What the task requires: Where a line in the listing contains the string "инвалидов", copy that line out.

Input material:
--- Begin ---

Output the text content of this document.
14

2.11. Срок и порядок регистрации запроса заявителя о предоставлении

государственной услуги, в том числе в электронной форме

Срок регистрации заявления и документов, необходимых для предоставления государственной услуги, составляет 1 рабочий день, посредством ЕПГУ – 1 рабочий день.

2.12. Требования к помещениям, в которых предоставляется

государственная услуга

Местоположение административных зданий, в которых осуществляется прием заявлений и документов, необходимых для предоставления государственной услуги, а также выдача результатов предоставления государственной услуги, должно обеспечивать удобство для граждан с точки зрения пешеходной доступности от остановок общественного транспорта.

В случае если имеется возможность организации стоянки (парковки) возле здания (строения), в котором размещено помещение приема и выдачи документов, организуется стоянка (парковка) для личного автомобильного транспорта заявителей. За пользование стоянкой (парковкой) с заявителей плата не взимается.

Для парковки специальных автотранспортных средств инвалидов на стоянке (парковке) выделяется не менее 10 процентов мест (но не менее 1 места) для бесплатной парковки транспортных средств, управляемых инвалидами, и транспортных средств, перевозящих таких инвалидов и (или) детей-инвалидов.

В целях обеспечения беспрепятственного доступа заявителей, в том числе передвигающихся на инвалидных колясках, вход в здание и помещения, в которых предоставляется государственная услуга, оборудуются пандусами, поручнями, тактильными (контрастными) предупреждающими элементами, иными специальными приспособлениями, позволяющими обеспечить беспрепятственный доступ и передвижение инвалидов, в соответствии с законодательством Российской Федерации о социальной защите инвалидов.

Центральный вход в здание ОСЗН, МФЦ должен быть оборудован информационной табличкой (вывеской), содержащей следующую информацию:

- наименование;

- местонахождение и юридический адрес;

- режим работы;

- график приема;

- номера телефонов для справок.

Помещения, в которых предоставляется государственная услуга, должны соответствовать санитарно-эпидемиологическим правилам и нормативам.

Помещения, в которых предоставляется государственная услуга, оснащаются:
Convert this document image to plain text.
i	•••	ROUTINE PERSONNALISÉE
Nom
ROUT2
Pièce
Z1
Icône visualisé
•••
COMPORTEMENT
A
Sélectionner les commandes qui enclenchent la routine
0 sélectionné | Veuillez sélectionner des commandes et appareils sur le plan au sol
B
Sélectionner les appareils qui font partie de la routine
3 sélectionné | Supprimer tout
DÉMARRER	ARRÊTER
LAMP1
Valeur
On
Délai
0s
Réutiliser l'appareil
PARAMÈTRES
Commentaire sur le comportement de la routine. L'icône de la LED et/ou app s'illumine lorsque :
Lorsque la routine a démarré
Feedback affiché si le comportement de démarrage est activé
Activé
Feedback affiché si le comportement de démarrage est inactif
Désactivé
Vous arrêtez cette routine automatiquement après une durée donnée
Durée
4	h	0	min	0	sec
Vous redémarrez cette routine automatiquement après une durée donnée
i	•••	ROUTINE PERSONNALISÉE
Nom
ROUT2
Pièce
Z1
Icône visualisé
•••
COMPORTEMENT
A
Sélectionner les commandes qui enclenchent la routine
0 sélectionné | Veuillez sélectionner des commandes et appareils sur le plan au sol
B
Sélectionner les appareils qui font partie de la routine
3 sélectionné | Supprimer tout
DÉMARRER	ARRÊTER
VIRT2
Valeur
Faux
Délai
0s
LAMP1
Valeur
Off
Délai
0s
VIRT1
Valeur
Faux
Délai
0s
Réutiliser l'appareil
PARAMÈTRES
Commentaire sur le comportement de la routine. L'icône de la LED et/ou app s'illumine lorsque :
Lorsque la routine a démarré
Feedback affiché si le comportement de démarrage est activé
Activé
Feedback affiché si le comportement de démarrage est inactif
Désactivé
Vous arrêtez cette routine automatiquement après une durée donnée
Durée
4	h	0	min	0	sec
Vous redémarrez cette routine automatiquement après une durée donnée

--- End ---

Completed exercise:
Для парковки специальных автотранспортных средств инвалидов на стоянке (парковке) выделяется не менее 10 процентов мест (но не менее 1 места) для бесплатной парковки транспортных средств, управляемых инвалидами, и транспортных средств, перевозящих таких инвалидов и (или) детей-инвалидов.
В целях обеспечения беспрепятственного доступа заявителей, в том числе передвигающихся на инвалидных колясках, вход в здание и помещения, в которых предоставляется государственная услуга, оборудуются пандусами, поручнями, тактильными (контрастными) предупреждающими элементами, иными специальными приспособлениями, позволяющими обеспечить беспрепятственный доступ и передвижение инвалидов, в соответствии с законодательством Российской Федерации о социальной защите инвалидов.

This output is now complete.